> _Written exercise_:
Output the full listing below exactly as it reads, and skip anything that is a picture.

Collected data entries:
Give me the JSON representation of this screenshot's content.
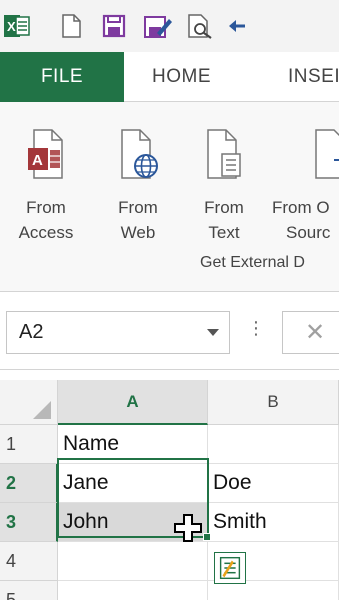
{
  "qat": {
    "icons": [
      "excel-logo-icon",
      "new-document-icon",
      "save-icon",
      "edit-icon",
      "print-preview-icon",
      "undo-icon"
    ],
    "excel_logo_letter": "X"
  },
  "tabs": {
    "file": "FILE",
    "home": "HOME",
    "insert": "INSEI"
  },
  "ribbon": {
    "buttons": [
      {
        "line1": "From",
        "line2": "Access"
      },
      {
        "line1": "From",
        "line2": "Web"
      },
      {
        "line1": "From",
        "line2": "Text"
      },
      {
        "line1": "From O",
        "line2": "Sourc"
      }
    ],
    "group_label": "Get External D"
  },
  "formula_bar": {
    "name_box": "A2",
    "separator": "⋮",
    "cancel": "✕"
  },
  "grid": {
    "columns": [
      "A",
      "B"
    ],
    "rows": [
      {
        "num": "1",
        "a": "Name",
        "b": ""
      },
      {
        "num": "2",
        "a": "Jane",
        "b": "Doe"
      },
      {
        "num": "3",
        "a": "John",
        "b": "Smith"
      },
      {
        "num": "4",
        "a": "",
        "b": ""
      },
      {
        "num": "5",
        "a": "",
        "b": ""
      }
    ]
  },
  "colors": {
    "accent": "#217346",
    "access_red": "#a4373a",
    "web_blue": "#2b579a",
    "selection_gray": "#d9d9d9"
  }
}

> _Correct response_:
Give me the JSON representation of this screenshot's content.
{
  "qat": {
    "icons": [
      "excel-logo-icon",
      "new-document-icon",
      "save-icon",
      "edit-icon",
      "print-preview-icon",
      "undo-icon"
    ],
    "excel_logo_letter": "X"
  },
  "tabs": {
    "file": "FILE",
    "home": "HOME",
    "insert": "INSEI"
  },
  "ribbon": {
    "buttons": [
      {
        "line1": "From",
        "line2": "Access"
      },
      {
        "line1": "From",
        "line2": "Web"
      },
      {
        "line1": "From",
        "line2": "Text"
      },
      {
        "line1": "From O",
        "line2": "Sourc"
      }
    ],
    "group_label": "Get External D"
  },
  "formula_bar": {
    "name_box": "A2",
    "separator": "⋮",
    "cancel": "✕"
  },
  "grid": {
    "columns": [
      "A",
      "B"
    ],
    "rows": [
      {
        "num": "1",
        "a": "Name",
        "b": ""
      },
      {
        "num": "2",
        "a": "Jane",
        "b": "Doe"
      },
      {
        "num": "3",
        "a": "John",
        "b": "Smith"
      },
      {
        "num": "4",
        "a": "",
        "b": ""
      },
      {
        "num": "5",
        "a": "",
        "b": ""
      }
    ]
  },
  "colors": {
    "accent": "#217346",
    "access_red": "#a4373a",
    "web_blue": "#2b579a",
    "selection_gray": "#d9d9d9"
  }
}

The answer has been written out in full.